Given exercise: Produce an exact transcription of the listing below, omitting the pictures.

Supplied data:

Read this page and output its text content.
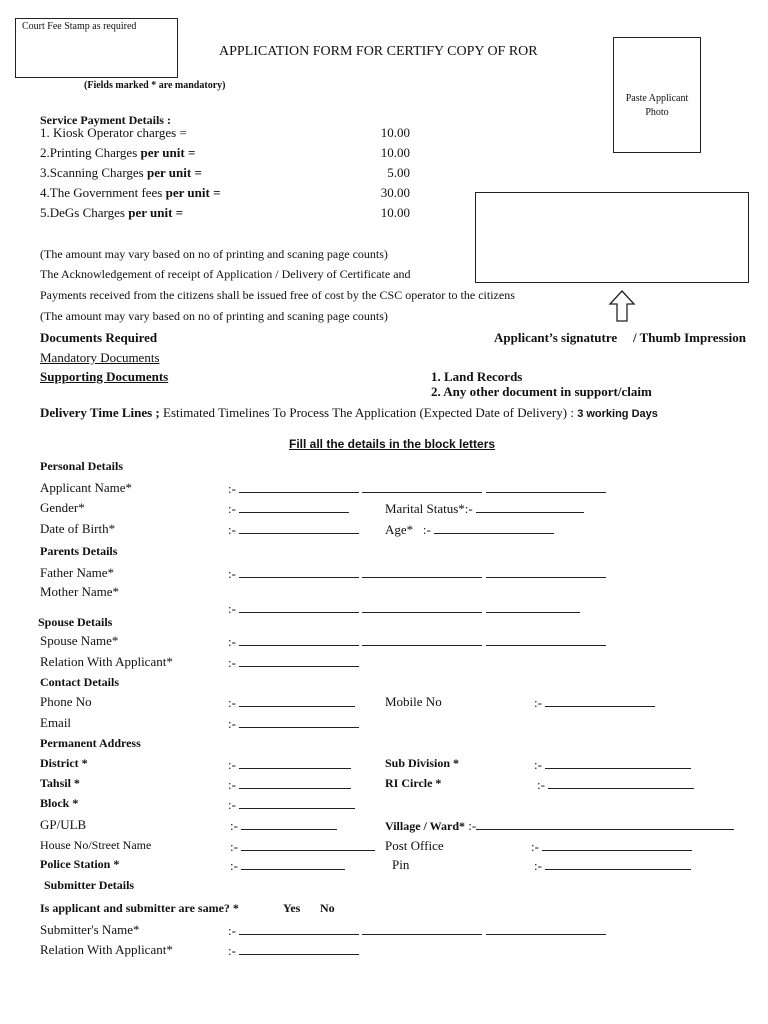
Court Fee Stamp as required
APPLICATION FORM FOR CERTIFY COPY OF ROR
(Fields marked * are mandatory)
Paste Applicant
Photo
Service Payment Details :
1. Kiosk Operator charges =	10.00
2.Printing Charges per unit =	10.00
3.Scanning Charges per unit =	5.00
4.The Government fees per unit =	30.00
5.DeGs Charges per unit =	10.00
(The amount may vary based on no of printing and scaning page counts)
The Acknowledgement of receipt of Application / Delivery of Certificate and
Payments received from the citizens shall be issued free of cost by the CSC operator to the citizens
(The amount may vary based on no of printing and scaning page counts)
Documents Required	Applicant’s signatutre / Thumb Impression
Mandatory Documents
Supporting Documents	1. Land Records
2. Any other document in support/claim
Delivery Time Lines ; Estimated Timelines To Process The Application (Expected Date of Delivery) : 3 working Days
Fill all the details in the block letters
Personal Details
Applicant Name*	:-
Gender*	:-	Marital Status*:-
Date of Birth*	:-	Age* :-
Parents Details
Father Name*	:-
Mother Name*
:-
Spouse Details
Spouse Name*	:-
Relation With Applicant*	:-
Contact Details
Phone No	:-	Mobile No	:-
Email	:-
Permanent Address
District *	:-	Sub Division *	:-
Tahsil *	:-	RI Circle *	:-
Block *	:-
GP/ULB	:-	Village / Ward* :-
House No/Street Name	:-	Post Office	:-
Police Station *	:-	Pin	:-
Submitter Details
Is applicant and submitter are same? *	Yes No
Submitter's Name*	:-
Relation With Applicant*	:-
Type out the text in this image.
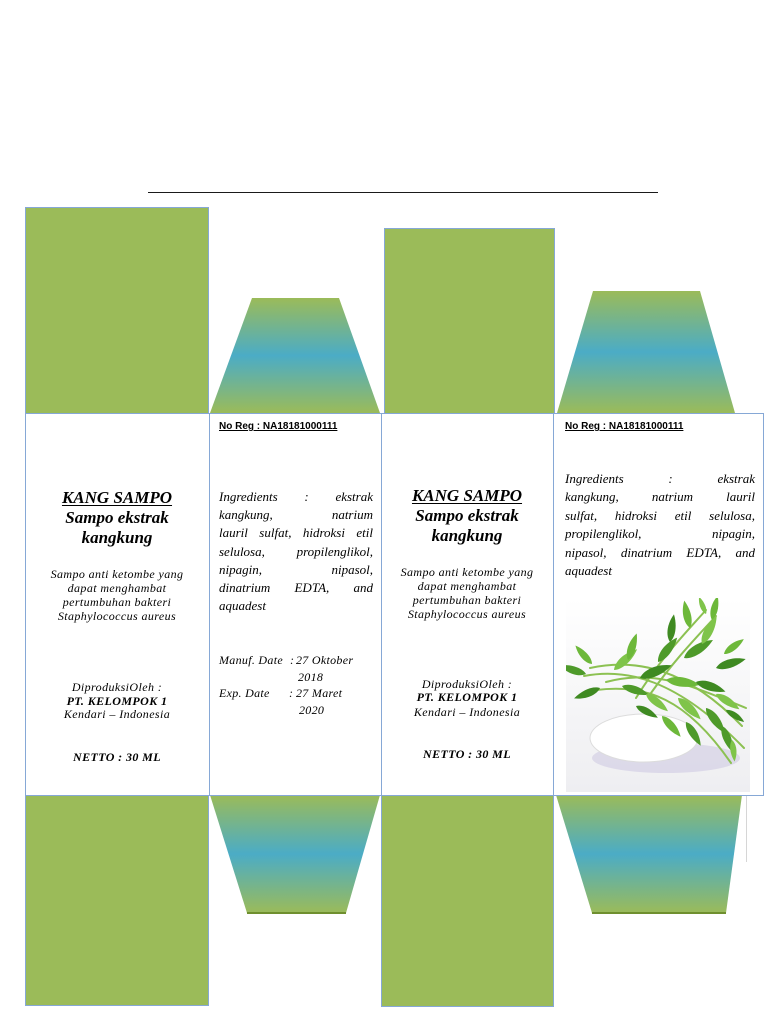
KANG SAMPO
Sampo ekstrak
kangkung
Sampo anti ketombe yang
dapat menghambat
pertumbuhan bakteri
Staphylococcus aureus
DiproduksiOleh :
PT. KELOMPOK 1
Kendari – Indonesia
NETTO : 30 ML
No Reg : NA18181000111
Ingredients : ekstrak
kangkung, natrium
lauril sulfat, hidroksi etil
selulosa, propilenglikol,
nipagin, nipasol,
dinatrium EDTA, and
aquadest
Manuf. Date : 27 Oktober
2018
Exp. Date : 27 Maret
2020
KANG SAMPO
Sampo ekstrak
kangkung
Sampo anti ketombe yang
dapat menghambat
pertumbuhan bakteri
Staphylococcus aureus
DiproduksiOleh :
PT. KELOMPOK 1
Kendari – Indonesia
NETTO : 30 ML
No Reg : NA18181000111
Ingredients : ekstrak
kangkung, natrium lauril
sulfat, hidroksi etil selulosa,
propilenglikol, nipagin,
nipasol, dinatrium EDTA, and
aquadest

Full response:
Read this page and output its text content.
Court Fee Stamp as required
APPLICATION FORM FOR CERTIFY COPY OF ROR
(Fields marked * are mandatory)
Paste Applicant
Photo
Service Payment Details :
1. Kiosk Operator charges =	10.00
2.Printing Charges per unit =	10.00
3.Scanning Charges per unit =	5.00
4.The Government fees per unit =	30.00
5.DeGs Charges per unit =	10.00
(The amount may vary based on no of printing and scaning page counts)
The Acknowledgement of receipt of Application / Delivery of Certificate and
Payments received from the citizens shall be issued free of cost by the CSC operator to the citizens
(The amount may vary based on no of printing and scaning page counts)
Documents Required	Applicant’s signatutre / Thumb Impression
Mandatory Documents
Supporting Documents	1. Land Records
2. Any other document in support/claim
Delivery Time Lines ; Estimated Timelines To Process The Application (Expected Date of Delivery) : 3 working Days
Fill all the details in the block letters
Personal Details
Applicant Name*	:-
Gender*	:-	Marital Status*:-
Date of Birth*	:-	Age* :-
Parents Details
Father Name*	:-
Mother Name*
:-
Spouse Details
Spouse Name*	:-
Relation With Applicant*	:-
Contact Details
Phone No	:-	Mobile No	:-
Email	:-
Permanent Address
District *	:-	Sub Division *	:-
Tahsil *	:-	RI Circle *	:-
Block *	:-
GP/ULB	:-	Village / Ward* :-
House No/Street Name	:-	Post Office	:-
Police Station *	:-	Pin	:-
Submitter Details
Is applicant and submitter are same? *	Yes No
Submitter's Name*	:-
Relation With Applicant*	:-
Type out the text in this image.
KANG SAMPO
Sampo ekstrak
kangkung
Sampo anti ketombe yang
dapat menghambat
pertumbuhan bakteri
Staphylococcus aureus
DiproduksiOleh :
PT. KELOMPOK 1
Kendari – Indonesia
NETTO : 30 ML
No Reg : NA18181000111
Ingredients : ekstrak
kangkung, natrium
lauril sulfat, hidroksi etil
selulosa, propilenglikol,
nipagin, nipasol,
dinatrium EDTA, and
aquadest
Manuf. Date : 27 Oktober
2018
Exp. Date : 27 Maret
2020
KANG SAMPO
Sampo ekstrak
kangkung
Sampo anti ketombe yang
dapat menghambat
pertumbuhan bakteri
Staphylococcus aureus
DiproduksiOleh :
PT. KELOMPOK 1
Kendari – Indonesia
NETTO : 30 ML
No Reg : NA18181000111
Ingredients : ekstrak
kangkung, natrium lauril
sulfat, hidroksi etil selulosa,
propilenglikol, nipagin,
nipasol, dinatrium EDTA, and
aquadest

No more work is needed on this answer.